* **Stated problem**: Reproduce the entries word for word, and omit any picture you find in them.
--- BEGIN ---
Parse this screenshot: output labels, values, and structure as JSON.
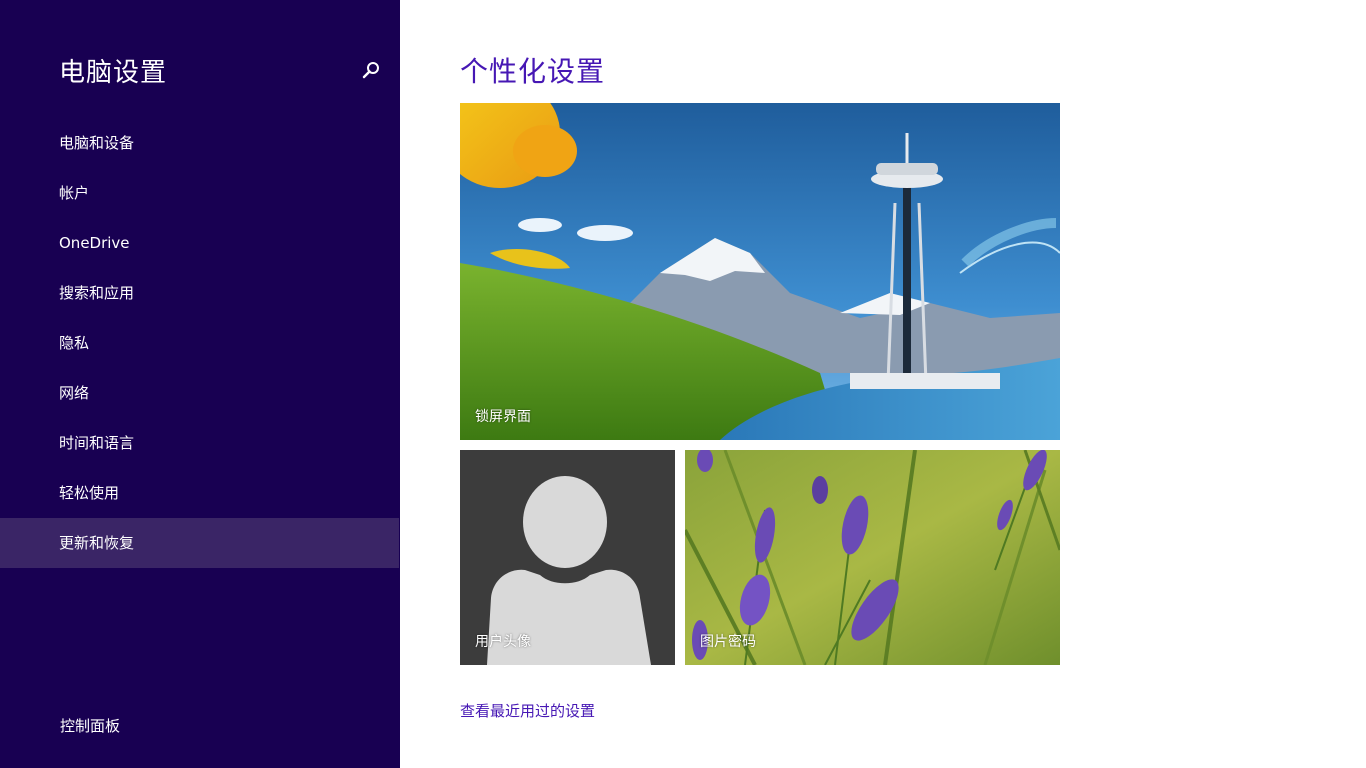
{
  "sidebar": {
    "title": "电脑设置",
    "search_icon": "search-icon",
    "items": [
      {
        "label": "电脑和设备",
        "selected": false
      },
      {
        "label": "帐户",
        "selected": false
      },
      {
        "label": "OneDrive",
        "selected": false
      },
      {
        "label": "搜索和应用",
        "selected": false
      },
      {
        "label": "隐私",
        "selected": false
      },
      {
        "label": "网络",
        "selected": false
      },
      {
        "label": "时间和语言",
        "selected": false
      },
      {
        "label": "轻松使用",
        "selected": false
      },
      {
        "label": "更新和恢复",
        "selected": true
      }
    ],
    "footer_link": "控制面板"
  },
  "main": {
    "title": "个性化设置",
    "tiles": {
      "lock_screen": "锁屏界面",
      "account_picture": "用户头像",
      "picture_password": "图片密码"
    },
    "recent_link": "查看最近用过的设置"
  },
  "colors": {
    "sidebar_bg": "#180052",
    "sidebar_selected": "#3a2566",
    "accent": "#4617b4"
  }
}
--- END ---
* **Task output**:
Parse this screenshot: output labels, values, and structure as JSON.
{
  "sidebar": {
    "title": "电脑设置",
    "search_icon": "search-icon",
    "items": [
      {
        "label": "电脑和设备",
        "selected": false
      },
      {
        "label": "帐户",
        "selected": false
      },
      {
        "label": "OneDrive",
        "selected": false
      },
      {
        "label": "搜索和应用",
        "selected": false
      },
      {
        "label": "隐私",
        "selected": false
      },
      {
        "label": "网络",
        "selected": false
      },
      {
        "label": "时间和语言",
        "selected": false
      },
      {
        "label": "轻松使用",
        "selected": false
      },
      {
        "label": "更新和恢复",
        "selected": true
      }
    ],
    "footer_link": "控制面板"
  },
  "main": {
    "title": "个性化设置",
    "tiles": {
      "lock_screen": "锁屏界面",
      "account_picture": "用户头像",
      "picture_password": "图片密码"
    },
    "recent_link": "查看最近用过的设置"
  },
  "colors": {
    "sidebar_bg": "#180052",
    "sidebar_selected": "#3a2566",
    "accent": "#4617b4"
  }
}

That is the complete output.